## start ROWS

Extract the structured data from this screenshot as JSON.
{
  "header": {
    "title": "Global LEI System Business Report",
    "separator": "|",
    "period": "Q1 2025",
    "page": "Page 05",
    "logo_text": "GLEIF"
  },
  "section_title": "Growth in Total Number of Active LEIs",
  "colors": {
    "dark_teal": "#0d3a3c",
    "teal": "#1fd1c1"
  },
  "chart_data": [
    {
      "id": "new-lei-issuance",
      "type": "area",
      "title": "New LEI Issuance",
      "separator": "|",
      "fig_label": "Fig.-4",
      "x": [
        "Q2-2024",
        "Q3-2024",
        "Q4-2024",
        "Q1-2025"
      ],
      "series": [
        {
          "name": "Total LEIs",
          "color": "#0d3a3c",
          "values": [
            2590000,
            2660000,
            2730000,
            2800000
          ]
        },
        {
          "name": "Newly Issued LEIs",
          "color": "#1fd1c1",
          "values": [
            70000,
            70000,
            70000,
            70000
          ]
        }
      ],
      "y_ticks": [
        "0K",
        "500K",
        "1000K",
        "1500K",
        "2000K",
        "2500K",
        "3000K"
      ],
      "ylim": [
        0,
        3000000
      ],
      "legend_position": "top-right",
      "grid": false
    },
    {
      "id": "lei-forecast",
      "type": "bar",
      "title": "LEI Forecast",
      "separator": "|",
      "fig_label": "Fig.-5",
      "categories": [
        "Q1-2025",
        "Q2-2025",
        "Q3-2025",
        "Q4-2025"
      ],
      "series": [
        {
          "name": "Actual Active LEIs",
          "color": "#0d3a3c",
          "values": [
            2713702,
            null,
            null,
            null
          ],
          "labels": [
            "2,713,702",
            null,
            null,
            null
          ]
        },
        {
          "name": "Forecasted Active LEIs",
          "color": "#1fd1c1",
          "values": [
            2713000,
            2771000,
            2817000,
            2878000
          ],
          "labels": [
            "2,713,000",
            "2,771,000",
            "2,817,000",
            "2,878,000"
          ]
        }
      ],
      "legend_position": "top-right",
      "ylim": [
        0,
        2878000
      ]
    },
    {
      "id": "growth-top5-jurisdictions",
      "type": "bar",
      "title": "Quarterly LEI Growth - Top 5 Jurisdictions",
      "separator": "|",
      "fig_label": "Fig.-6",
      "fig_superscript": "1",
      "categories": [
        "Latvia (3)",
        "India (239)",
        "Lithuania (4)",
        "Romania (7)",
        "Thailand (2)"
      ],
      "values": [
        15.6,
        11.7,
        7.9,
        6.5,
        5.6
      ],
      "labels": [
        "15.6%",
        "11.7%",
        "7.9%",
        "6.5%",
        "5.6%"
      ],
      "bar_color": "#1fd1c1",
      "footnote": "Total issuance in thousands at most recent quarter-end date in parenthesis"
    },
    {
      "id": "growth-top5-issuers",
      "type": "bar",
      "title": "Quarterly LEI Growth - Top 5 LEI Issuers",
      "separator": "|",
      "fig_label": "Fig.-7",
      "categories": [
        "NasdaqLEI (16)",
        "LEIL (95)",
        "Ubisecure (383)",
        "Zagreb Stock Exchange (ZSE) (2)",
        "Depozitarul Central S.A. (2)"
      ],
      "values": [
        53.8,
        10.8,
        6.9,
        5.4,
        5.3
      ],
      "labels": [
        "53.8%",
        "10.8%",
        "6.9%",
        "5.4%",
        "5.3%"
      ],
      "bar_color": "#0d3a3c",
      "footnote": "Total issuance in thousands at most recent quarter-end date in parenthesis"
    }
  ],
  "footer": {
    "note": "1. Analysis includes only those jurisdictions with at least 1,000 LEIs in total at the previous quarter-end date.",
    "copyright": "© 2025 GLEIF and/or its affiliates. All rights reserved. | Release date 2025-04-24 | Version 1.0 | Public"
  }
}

## end ROWS

Only a number is wanted here: how many lines in the data above include the string "LEIs"?

WRITTEN RESPONSE →
6